**Instructions to follow:** Your task is to restate the data word for word.

**Available records:**
================

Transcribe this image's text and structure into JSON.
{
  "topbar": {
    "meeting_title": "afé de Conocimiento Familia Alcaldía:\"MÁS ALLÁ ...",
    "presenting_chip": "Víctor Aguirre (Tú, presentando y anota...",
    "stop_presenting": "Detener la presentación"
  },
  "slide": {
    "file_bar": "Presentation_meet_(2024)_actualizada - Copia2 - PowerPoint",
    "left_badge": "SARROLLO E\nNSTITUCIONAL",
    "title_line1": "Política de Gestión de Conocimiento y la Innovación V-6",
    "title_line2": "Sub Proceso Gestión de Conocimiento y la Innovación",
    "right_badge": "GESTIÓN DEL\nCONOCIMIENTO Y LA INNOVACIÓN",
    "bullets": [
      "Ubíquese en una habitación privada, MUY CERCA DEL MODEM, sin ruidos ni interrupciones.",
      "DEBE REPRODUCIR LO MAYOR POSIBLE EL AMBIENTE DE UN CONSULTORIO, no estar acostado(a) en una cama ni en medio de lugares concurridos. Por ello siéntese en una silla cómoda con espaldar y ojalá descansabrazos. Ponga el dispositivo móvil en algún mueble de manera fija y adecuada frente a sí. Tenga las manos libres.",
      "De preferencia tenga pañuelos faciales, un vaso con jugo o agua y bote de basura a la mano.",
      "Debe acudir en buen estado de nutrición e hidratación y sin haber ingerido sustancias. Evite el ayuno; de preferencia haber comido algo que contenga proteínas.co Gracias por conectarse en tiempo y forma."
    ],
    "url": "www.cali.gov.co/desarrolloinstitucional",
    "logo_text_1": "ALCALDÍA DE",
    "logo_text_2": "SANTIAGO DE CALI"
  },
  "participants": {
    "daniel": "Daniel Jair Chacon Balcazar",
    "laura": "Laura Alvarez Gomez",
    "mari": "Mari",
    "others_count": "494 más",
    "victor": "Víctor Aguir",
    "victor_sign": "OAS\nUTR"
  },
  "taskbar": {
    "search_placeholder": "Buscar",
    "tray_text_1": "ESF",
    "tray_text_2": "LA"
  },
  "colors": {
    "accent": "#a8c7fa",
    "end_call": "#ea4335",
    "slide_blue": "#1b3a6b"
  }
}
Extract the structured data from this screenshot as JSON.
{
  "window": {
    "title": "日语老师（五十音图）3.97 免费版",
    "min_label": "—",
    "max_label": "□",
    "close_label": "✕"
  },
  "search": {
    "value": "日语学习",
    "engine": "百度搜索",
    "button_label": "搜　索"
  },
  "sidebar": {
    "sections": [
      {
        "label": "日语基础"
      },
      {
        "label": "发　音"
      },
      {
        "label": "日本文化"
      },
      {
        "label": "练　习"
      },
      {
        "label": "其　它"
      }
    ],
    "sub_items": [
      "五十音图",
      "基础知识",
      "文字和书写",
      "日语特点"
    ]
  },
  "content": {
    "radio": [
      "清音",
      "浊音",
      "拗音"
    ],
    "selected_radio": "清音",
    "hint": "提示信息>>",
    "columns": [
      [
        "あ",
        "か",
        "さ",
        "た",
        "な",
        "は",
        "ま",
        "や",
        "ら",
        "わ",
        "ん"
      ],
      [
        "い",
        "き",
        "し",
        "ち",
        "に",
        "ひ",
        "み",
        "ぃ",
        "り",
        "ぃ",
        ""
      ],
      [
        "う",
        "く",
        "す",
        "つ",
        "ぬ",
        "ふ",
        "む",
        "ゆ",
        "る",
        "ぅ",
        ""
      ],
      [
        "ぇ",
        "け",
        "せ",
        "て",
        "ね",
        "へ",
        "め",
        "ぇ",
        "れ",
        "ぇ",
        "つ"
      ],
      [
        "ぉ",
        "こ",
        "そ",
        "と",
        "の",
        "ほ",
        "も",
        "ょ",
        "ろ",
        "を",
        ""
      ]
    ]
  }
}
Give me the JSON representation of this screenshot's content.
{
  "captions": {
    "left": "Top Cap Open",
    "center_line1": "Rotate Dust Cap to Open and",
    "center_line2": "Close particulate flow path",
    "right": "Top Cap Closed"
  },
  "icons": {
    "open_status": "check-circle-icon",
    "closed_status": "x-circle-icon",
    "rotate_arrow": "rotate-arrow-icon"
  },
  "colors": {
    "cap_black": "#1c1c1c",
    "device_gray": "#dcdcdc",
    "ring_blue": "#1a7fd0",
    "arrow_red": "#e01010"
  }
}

================

**Exercise result:**
Transcribe this image's text and structure into JSON.
{
  "topbar": {
    "meeting_title": "afé de Conocimiento Familia Alcaldía:\"MÁS ALLÁ ...",
    "presenting_chip": "Víctor Aguirre (Tú, presentando y anota...",
    "stop_presenting": "Detener la presentación"
  },
  "slide": {
    "file_bar": "Presentation_meet_(2024)_actualizada - Copia2 - PowerPoint",
    "left_badge": "SARROLLO E\nNSTITUCIONAL",
    "title_line1": "Política de Gestión de Conocimiento y la Innovación V-6",
    "title_line2": "Sub Proceso Gestión de Conocimiento y la Innovación",
    "right_badge": "GESTIÓN DEL\nCONOCIMIENTO Y LA INNOVACIÓN",
    "bullets": [
      "Ubíquese en una habitación privada, MUY CERCA DEL MODEM, sin ruidos ni interrupciones.",
      "DEBE REPRODUCIR LO MAYOR POSIBLE EL AMBIENTE DE UN CONSULTORIO, no estar acostado(a) en una cama ni en medio de lugares concurridos. Por ello siéntese en una silla cómoda con espaldar y ojalá descansabrazos. Ponga el dispositivo móvil en algún mueble de manera fija y adecuada frente a sí. Tenga las manos libres.",
      "De preferencia tenga pañuelos faciales, un vaso con jugo o agua y bote de basura a la mano.",
      "Debe acudir en buen estado de nutrición e hidratación y sin haber ingerido sustancias. Evite el ayuno; de preferencia haber comido algo que contenga proteínas.co Gracias por conectarse en tiempo y forma."
    ],
    "url": "www.cali.gov.co/desarrolloinstitucional",
    "logo_text_1": "ALCALDÍA DE",
    "logo_text_2": "SANTIAGO DE CALI"
  },
  "participants": {
    "daniel": "Daniel Jair Chacon Balcazar",
    "laura": "Laura Alvarez Gomez",
    "mari": "Mari",
    "others_count": "494 más",
    "victor": "Víctor Aguir",
    "victor_sign": "OAS\nUTR"
  },
  "taskbar": {
    "search_placeholder": "Buscar",
    "tray_text_1": "ESF",
    "tray_text_2": "LA"
  },
  "colors": {
    "accent": "#a8c7fa",
    "end_call": "#ea4335",
    "slide_blue": "#1b3a6b"
  }
}
Extract the structured data from this screenshot as JSON.
{
  "window": {
    "title": "日语老师（五十音图）3.97 免费版",
    "min_label": "—",
    "max_label": "□",
    "close_label": "✕"
  },
  "search": {
    "value": "日语学习",
    "engine": "百度搜索",
    "button_label": "搜　索"
  },
  "sidebar": {
    "sections": [
      {
        "label": "日语基础"
      },
      {
        "label": "发　音"
      },
      {
        "label": "日本文化"
      },
      {
        "label": "练　习"
      },
      {
        "label": "其　它"
      }
    ],
    "sub_items": [
      "五十音图",
      "基础知识",
      "文字和书写",
      "日语特点"
    ]
  },
  "content": {
    "radio": [
      "清音",
      "浊音",
      "拗音"
    ],
    "selected_radio": "清音",
    "hint": "提示信息>>",
    "columns": [
      [
        "あ",
        "か",
        "さ",
        "た",
        "な",
        "は",
        "ま",
        "や",
        "ら",
        "わ",
        "ん"
      ],
      [
        "い",
        "き",
        "し",
        "ち",
        "に",
        "ひ",
        "み",
        "ぃ",
        "り",
        "ぃ",
        ""
      ],
      [
        "う",
        "く",
        "す",
        "つ",
        "ぬ",
        "ふ",
        "む",
        "ゆ",
        "る",
        "ぅ",
        ""
      ],
      [
        "ぇ",
        "け",
        "せ",
        "て",
        "ね",
        "へ",
        "め",
        "ぇ",
        "れ",
        "ぇ",
        "つ"
      ],
      [
        "ぉ",
        "こ",
        "そ",
        "と",
        "の",
        "ほ",
        "も",
        "ょ",
        "ろ",
        "を",
        ""
      ]
    ]
  }
}
Give me the JSON representation of this screenshot's content.
{
  "captions": {
    "left": "Top Cap Open",
    "center_line1": "Rotate Dust Cap to Open and",
    "center_line2": "Close particulate flow path",
    "right": "Top Cap Closed"
  },
  "icons": {
    "open_status": "check-circle-icon",
    "closed_status": "x-circle-icon",
    "rotate_arrow": "rotate-arrow-icon"
  },
  "colors": {
    "cap_black": "#1c1c1c",
    "device_gray": "#dcdcdc",
    "ring_blue": "#1a7fd0",
    "arrow_red": "#e01010"
  }
}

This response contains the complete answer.